--- begin Raw records ---
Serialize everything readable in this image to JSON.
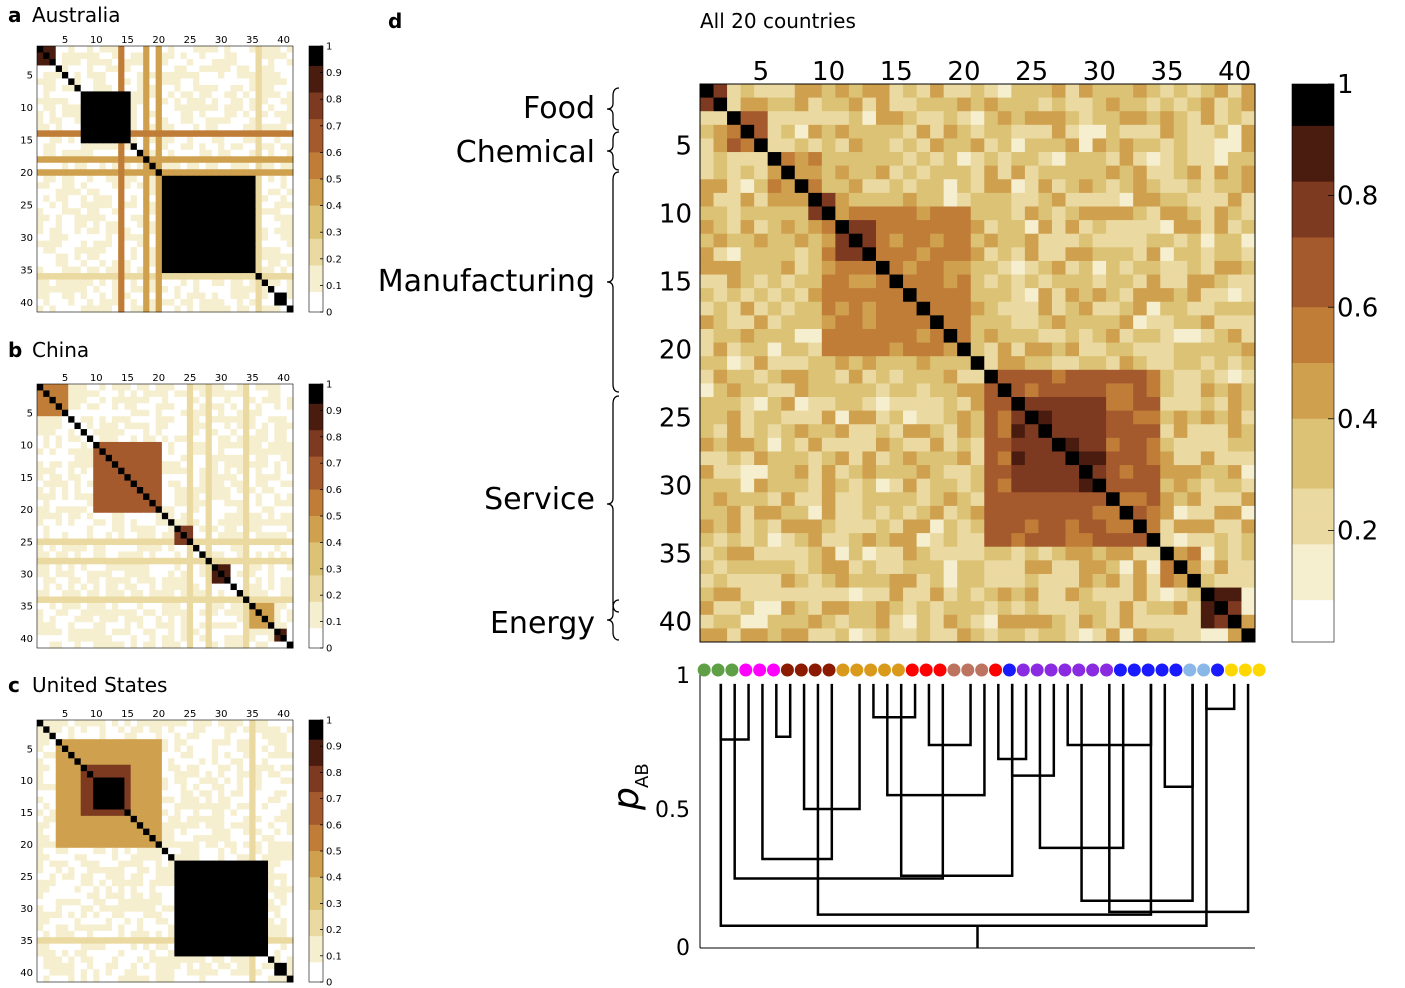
{
  "cmap": [
    "#ffffff",
    "#f6efcf",
    "#ead9a0",
    "#dcc275",
    "#cfa04e",
    "#c07d38",
    "#a55a2d",
    "#7d3a20",
    "#4a1c10",
    "#000000"
  ],
  "bracket_color": "#000000",
  "group_colors": {
    "food": "#5fa046",
    "chemical": "#ff00ff",
    "manufacturing_a": "#8b1a00",
    "manufacturing_b": "#d99a1c",
    "manufacturing_c": "#ff0000",
    "manufacturing_d": "#bc7460",
    "service_a": "#1a1aff",
    "service_b": "#8a2be2",
    "service_c": "#89b7e8",
    "energy": "#ffd700"
  },
  "panels": {
    "a": {
      "letter": "a",
      "title": "Australia"
    },
    "b": {
      "letter": "b",
      "title": "China"
    },
    "c": {
      "letter": "c",
      "title": "United States"
    },
    "d": {
      "letter": "d",
      "title": "All 20 countries"
    }
  },
  "sector_labels": [
    "Food",
    "Chemical",
    "Manufacturing",
    "Service",
    "Energy"
  ],
  "dendrogram": {
    "ylabel_main": "p",
    "ylabel_sub": "AB",
    "yticks": [
      "0",
      "0.5",
      "1"
    ]
  },
  "chart_data": [
    {
      "type": "heatmap",
      "panel": "a",
      "title": "Australia",
      "xticks": [
        "5",
        "10",
        "15",
        "20",
        "25",
        "30",
        "35",
        "40"
      ],
      "yticks": [
        "5",
        "10",
        "15",
        "20",
        "25",
        "30",
        "35",
        "40"
      ],
      "colorbar_ticks": [
        "0",
        "0.1",
        "0.2",
        "0.3",
        "0.4",
        "0.5",
        "0.6",
        "0.7",
        "0.8",
        "0.9",
        "1"
      ],
      "vmin": 0,
      "vmax": 1,
      "n": 41,
      "blocks": [
        [
          1,
          3,
          0.85
        ],
        [
          8,
          15,
          1.0
        ],
        [
          21,
          35,
          1.0
        ],
        [
          39,
          40,
          1.0
        ]
      ],
      "lines": [
        [
          14,
          0.95
        ],
        [
          18,
          0.7
        ],
        [
          20,
          0.7
        ],
        [
          36,
          0.3
        ]
      ]
    },
    {
      "type": "heatmap",
      "panel": "b",
      "title": "China",
      "xticks": [
        "5",
        "10",
        "15",
        "20",
        "25",
        "30",
        "35",
        "40"
      ],
      "yticks": [
        "5",
        "10",
        "15",
        "20",
        "25",
        "30",
        "35",
        "40"
      ],
      "colorbar_ticks": [
        "0",
        "0.1",
        "0.2",
        "0.3",
        "0.4",
        "0.5",
        "0.6",
        "0.7",
        "0.8",
        "0.9",
        "1"
      ],
      "vmin": 0,
      "vmax": 1,
      "n": 41,
      "blocks": [
        [
          1,
          5,
          0.6
        ],
        [
          10,
          20,
          0.65
        ],
        [
          23,
          25,
          0.8
        ],
        [
          29,
          31,
          0.85
        ],
        [
          35,
          38,
          0.4
        ],
        [
          39,
          40,
          0.9
        ]
      ],
      "lines": [
        [
          25,
          0.35
        ],
        [
          28,
          0.3
        ],
        [
          34,
          0.35
        ]
      ]
    },
    {
      "type": "heatmap",
      "panel": "c",
      "title": "United States",
      "xticks": [
        "5",
        "10",
        "15",
        "20",
        "25",
        "30",
        "35",
        "40"
      ],
      "yticks": [
        "5",
        "10",
        "15",
        "20",
        "25",
        "30",
        "35",
        "40"
      ],
      "colorbar_ticks": [
        "0",
        "0.1",
        "0.2",
        "0.3",
        "0.4",
        "0.5",
        "0.6",
        "0.7",
        "0.8",
        "0.9",
        "1"
      ],
      "vmin": 0,
      "vmax": 1,
      "n": 41,
      "blocks": [
        [
          4,
          20,
          0.4
        ],
        [
          8,
          15,
          0.75
        ],
        [
          10,
          14,
          1.0
        ],
        [
          23,
          37,
          1.0
        ],
        [
          39,
          40,
          1.0
        ]
      ],
      "lines": [
        [
          35,
          0.3
        ]
      ]
    },
    {
      "type": "heatmap",
      "panel": "d",
      "title": "All 20 countries",
      "xticks": [
        "5",
        "10",
        "15",
        "20",
        "25",
        "30",
        "35",
        "40"
      ],
      "yticks": [
        "5",
        "10",
        "15",
        "20",
        "25",
        "30",
        "35",
        "40"
      ],
      "colorbar_ticks": [
        "0.2",
        "0.4",
        "0.6",
        "0.8",
        "1"
      ],
      "vmin": 0,
      "vmax": 1,
      "n": 41,
      "blocks": [
        [
          1,
          2,
          0.85
        ],
        [
          3,
          5,
          0.7
        ],
        [
          6,
          9,
          0.55
        ],
        [
          9,
          10,
          0.85
        ],
        [
          10,
          20,
          0.6
        ],
        [
          11,
          13,
          0.85
        ],
        [
          22,
          34,
          0.7
        ],
        [
          24,
          30,
          0.85
        ],
        [
          35,
          37,
          0.55
        ],
        [
          38,
          40,
          0.9
        ]
      ],
      "lines": []
    }
  ]
}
--- end Raw records ---
> Work to do
Reproduce the entries above without change, omitting all pictures.

> Correct response
Serialize everything readable in this image to JSON.
{
  "cmap": [
    "#ffffff",
    "#f6efcf",
    "#ead9a0",
    "#dcc275",
    "#cfa04e",
    "#c07d38",
    "#a55a2d",
    "#7d3a20",
    "#4a1c10",
    "#000000"
  ],
  "bracket_color": "#000000",
  "group_colors": {
    "food": "#5fa046",
    "chemical": "#ff00ff",
    "manufacturing_a": "#8b1a00",
    "manufacturing_b": "#d99a1c",
    "manufacturing_c": "#ff0000",
    "manufacturing_d": "#bc7460",
    "service_a": "#1a1aff",
    "service_b": "#8a2be2",
    "service_c": "#89b7e8",
    "energy": "#ffd700"
  },
  "panels": {
    "a": {
      "letter": "a",
      "title": "Australia"
    },
    "b": {
      "letter": "b",
      "title": "China"
    },
    "c": {
      "letter": "c",
      "title": "United States"
    },
    "d": {
      "letter": "d",
      "title": "All 20 countries"
    }
  },
  "sector_labels": [
    "Food",
    "Chemical",
    "Manufacturing",
    "Service",
    "Energy"
  ],
  "dendrogram": {
    "ylabel_main": "p",
    "ylabel_sub": "AB",
    "yticks": [
      "0",
      "0.5",
      "1"
    ]
  },
  "chart_data": [
    {
      "type": "heatmap",
      "panel": "a",
      "title": "Australia",
      "xticks": [
        "5",
        "10",
        "15",
        "20",
        "25",
        "30",
        "35",
        "40"
      ],
      "yticks": [
        "5",
        "10",
        "15",
        "20",
        "25",
        "30",
        "35",
        "40"
      ],
      "colorbar_ticks": [
        "0",
        "0.1",
        "0.2",
        "0.3",
        "0.4",
        "0.5",
        "0.6",
        "0.7",
        "0.8",
        "0.9",
        "1"
      ],
      "vmin": 0,
      "vmax": 1,
      "n": 41,
      "blocks": [
        [
          1,
          3,
          0.85
        ],
        [
          8,
          15,
          1.0
        ],
        [
          21,
          35,
          1.0
        ],
        [
          39,
          40,
          1.0
        ]
      ],
      "lines": [
        [
          14,
          0.95
        ],
        [
          18,
          0.7
        ],
        [
          20,
          0.7
        ],
        [
          36,
          0.3
        ]
      ]
    },
    {
      "type": "heatmap",
      "panel": "b",
      "title": "China",
      "xticks": [
        "5",
        "10",
        "15",
        "20",
        "25",
        "30",
        "35",
        "40"
      ],
      "yticks": [
        "5",
        "10",
        "15",
        "20",
        "25",
        "30",
        "35",
        "40"
      ],
      "colorbar_ticks": [
        "0",
        "0.1",
        "0.2",
        "0.3",
        "0.4",
        "0.5",
        "0.6",
        "0.7",
        "0.8",
        "0.9",
        "1"
      ],
      "vmin": 0,
      "vmax": 1,
      "n": 41,
      "blocks": [
        [
          1,
          5,
          0.6
        ],
        [
          10,
          20,
          0.65
        ],
        [
          23,
          25,
          0.8
        ],
        [
          29,
          31,
          0.85
        ],
        [
          35,
          38,
          0.4
        ],
        [
          39,
          40,
          0.9
        ]
      ],
      "lines": [
        [
          25,
          0.35
        ],
        [
          28,
          0.3
        ],
        [
          34,
          0.35
        ]
      ]
    },
    {
      "type": "heatmap",
      "panel": "c",
      "title": "United States",
      "xticks": [
        "5",
        "10",
        "15",
        "20",
        "25",
        "30",
        "35",
        "40"
      ],
      "yticks": [
        "5",
        "10",
        "15",
        "20",
        "25",
        "30",
        "35",
        "40"
      ],
      "colorbar_ticks": [
        "0",
        "0.1",
        "0.2",
        "0.3",
        "0.4",
        "0.5",
        "0.6",
        "0.7",
        "0.8",
        "0.9",
        "1"
      ],
      "vmin": 0,
      "vmax": 1,
      "n": 41,
      "blocks": [
        [
          4,
          20,
          0.4
        ],
        [
          8,
          15,
          0.75
        ],
        [
          10,
          14,
          1.0
        ],
        [
          23,
          37,
          1.0
        ],
        [
          39,
          40,
          1.0
        ]
      ],
      "lines": [
        [
          35,
          0.3
        ]
      ]
    },
    {
      "type": "heatmap",
      "panel": "d",
      "title": "All 20 countries",
      "xticks": [
        "5",
        "10",
        "15",
        "20",
        "25",
        "30",
        "35",
        "40"
      ],
      "yticks": [
        "5",
        "10",
        "15",
        "20",
        "25",
        "30",
        "35",
        "40"
      ],
      "colorbar_ticks": [
        "0.2",
        "0.4",
        "0.6",
        "0.8",
        "1"
      ],
      "vmin": 0,
      "vmax": 1,
      "n": 41,
      "blocks": [
        [
          1,
          2,
          0.85
        ],
        [
          3,
          5,
          0.7
        ],
        [
          6,
          9,
          0.55
        ],
        [
          9,
          10,
          0.85
        ],
        [
          10,
          20,
          0.6
        ],
        [
          11,
          13,
          0.85
        ],
        [
          22,
          34,
          0.7
        ],
        [
          24,
          30,
          0.85
        ],
        [
          35,
          37,
          0.55
        ],
        [
          38,
          40,
          0.9
        ]
      ],
      "lines": []
    }
  ]
}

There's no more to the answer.